→ **WORK TO DO**
Work out how many lines in the entries below include the word "this". Give nothing but the number.

→ **Data entries**

== == ==

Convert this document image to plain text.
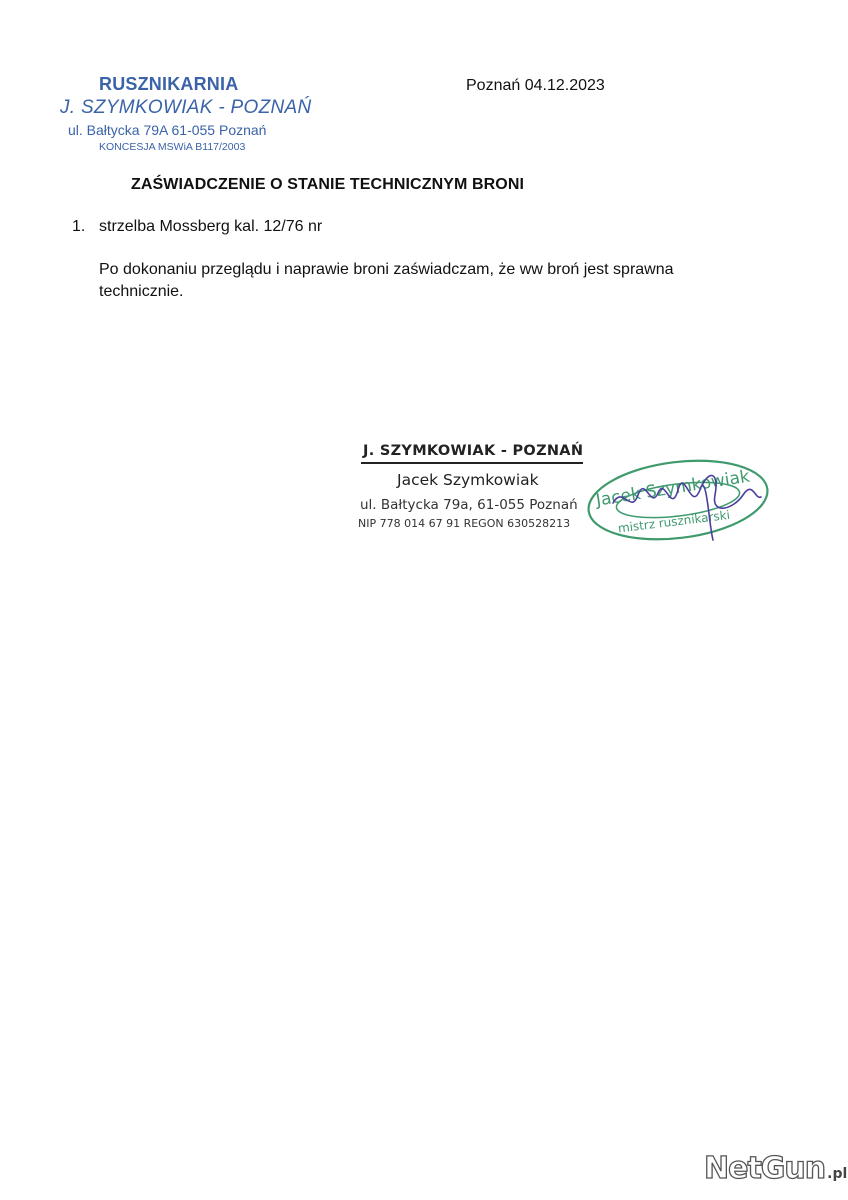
RUSZNIKARNIA
J. SZYMKOWIAK - POZNAŃ
ul. Bałtycka 79A 61-055 Poznań
KONCESJA MSWiA B117/2003
Poznań 04.12.2023
ZAŚWIADCZENIE O STANIE TECHNICZNYM BRONI
1. strzelba Mossberg kal. 12/76 nr
Po dokonaniu przeglądu i naprawie broni zaświadczam, że ww broń jest sprawna technicznie.
J. SZYMKOWIAK - POZNAŃ
Jacek Szymkowiak
ul. Bałtycka 79a, 61-055 Poznań
NIP 778 014 67 91 REGON 630528213
Jacek Szymkowiak
mistrz rusznikarski
NetGun .pl
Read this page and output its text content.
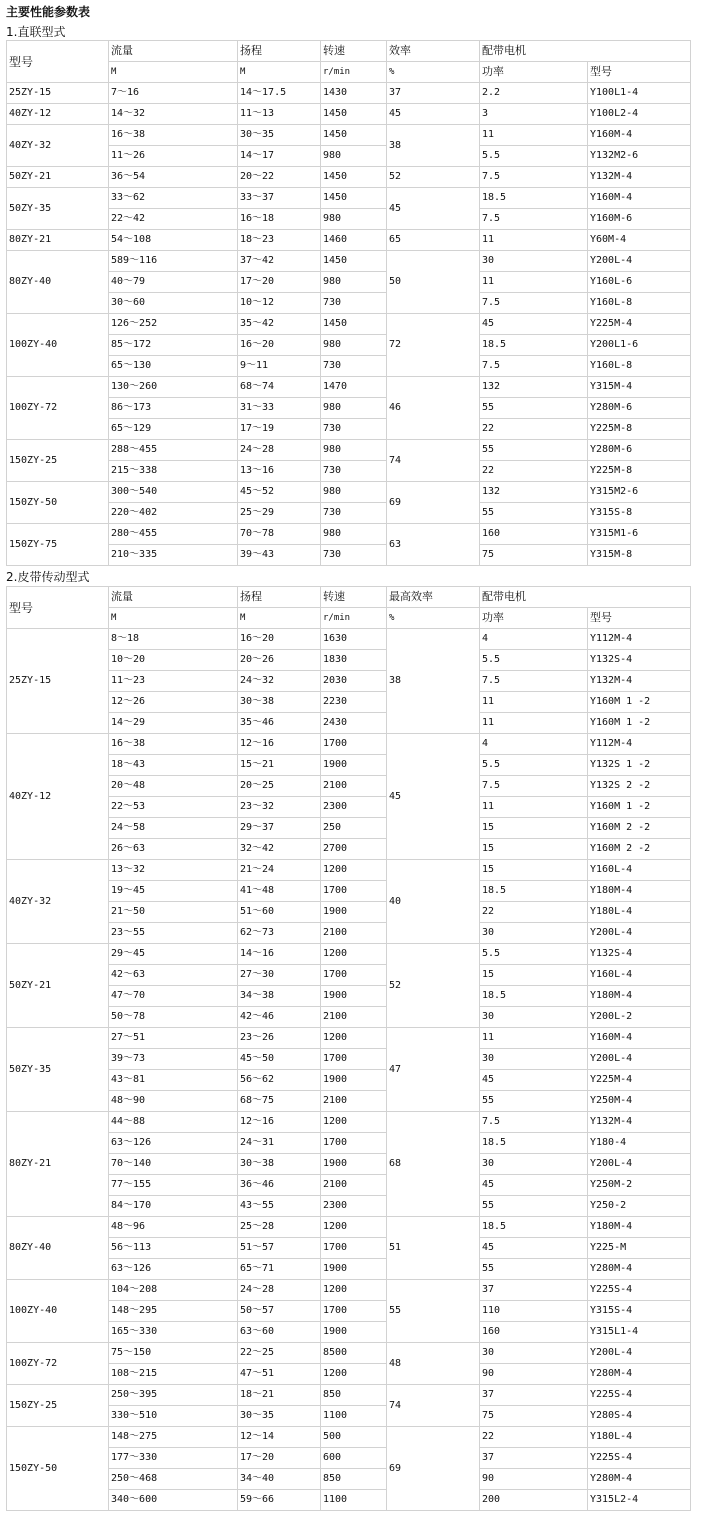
主要性能参数表
1.直联型式
型号	流量	扬程	转速	效率	配带电机	
	M	M	r/min	%	功率	型号
25ZY-15	7～16	14～17.5	1430	37	2.2	Y100L1-4
40ZY-12	14～32	11～13	1450	45	3	Y100L2-4
40ZY-32	16～38	30～35	1450	38	11	Y160M-4
	11～26	14～17	980		5.5	Y132M2-6
50ZY-21	36～54	20～22	1450	52	7.5	Y132M-4
50ZY-35	33～62	33～37	1450	45	18.5	Y160M-4
	22～42	16～18	980		7.5	Y160M-6
80ZY-21	54～108	18～23	1460	65	11	Y60M-4
80ZY-40	589～116	37～42	1450	50	30	Y200L-4
	40～79	17～20	980		11	Y160L-6
	30～60	10～12	730		7.5	Y160L-8
100ZY-40	126～252	35～42	1450	72	45	Y225M-4
	85～172	16～20	980		18.5	Y200L1-6
	65～130	9～11	730		7.5	Y160L-8
100ZY-72	130～260	68～74	1470	46	132	Y315M-4
	86～173	31～33	980		55	Y280M-6
	65～129	17～19	730		22	Y225M-8
150ZY-25	288～455	24～28	980	74	55	Y280M-6
	215～338	13～16	730		22	Y225M-8
150ZY-50	300～540	45～52	980	69	132	Y315M2-6
	220～402	25～29	730		55	Y315S-8
150ZY-75	280～455	70～78	980	63	160	Y315M1-6
	210～335	39～43	730		75	Y315M-8
2.皮带传动型式
型号	流量	扬程	转速	最高效率	配带电机	
	M	M	r/min	%	功率	型号
25ZY-15	8～18	16～20	1630	38	4	Y112M-4
	10～20	20～26	1830		5.5	Y132S-4
	11～23	24～32	2030		7.5	Y132M-4
	12～26	30～38	2230		11	Y160M 1 -2
	14～29	35～46	2430		11	Y160M 1 -2
40ZY-12	16～38	12～16	1700	45	4	Y112M-4
	18～43	15～21	1900		5.5	Y132S 1 -2
	20～48	20～25	2100		7.5	Y132S 2 -2
	22～53	23～32	2300		11	Y160M 1 -2
	24～58	29～37	250		15	Y160M 2 -2
	26～63	32～42	2700		15	Y160M 2 -2
40ZY-32	13～32	21～24	1200	40	15	Y160L-4
	19～45	41～48	1700		18.5	Y180M-4
	21～50	51～60	1900		22	Y180L-4
	23～55	62～73	2100		30	Y200L-4
50ZY-21	29～45	14～16	1200	52	5.5	Y132S-4
	42～63	27～30	1700		15	Y160L-4
	47～70	34～38	1900		18.5	Y180M-4
	50～78	42～46	2100		30	Y200L-2
50ZY-35	27～51	23～26	1200	47	11	Y160M-4
	39～73	45～50	1700		30	Y200L-4
	43～81	56～62	1900		45	Y225M-4
	48～90	68～75	2100		55	Y250M-4
80ZY-21	44～88	12～16	1200	68	7.5	Y132M-4
	63～126	24～31	1700		18.5	Y180-4
	70～140	30～38	1900		30	Y200L-4
	77～155	36～46	2100		45	Y250M-2
	84～170	43～55	2300		55	Y250-2
80ZY-40	48～96	25～28	1200	51	18.5	Y180M-4
	56～113	51～57	1700		45	Y225-M
	63～126	65～71	1900		55	Y280M-4
100ZY-40	104～208	24～28	1200	55	37	Y225S-4
	148～295	50～57	1700		110	Y315S-4
	165～330	63～60	1900		160	Y315L1-4
100ZY-72	75～150	22～25	8500	48	30	Y200L-4
	108～215	47～51	1200		90	Y280M-4
150ZY-25	250～395	18～21	850	74	37	Y225S-4
	330～510	30～35	1100		75	Y280S-4
150ZY-50	148～275	12～14	500	69	22	Y180L-4
	177～330	17～20	600		37	Y225S-4
	250～468	34～40	850		90	Y280M-4
	340～600	59～66	1100		200	Y315L2-4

== == ==

→ **WRITTEN REPLY**
2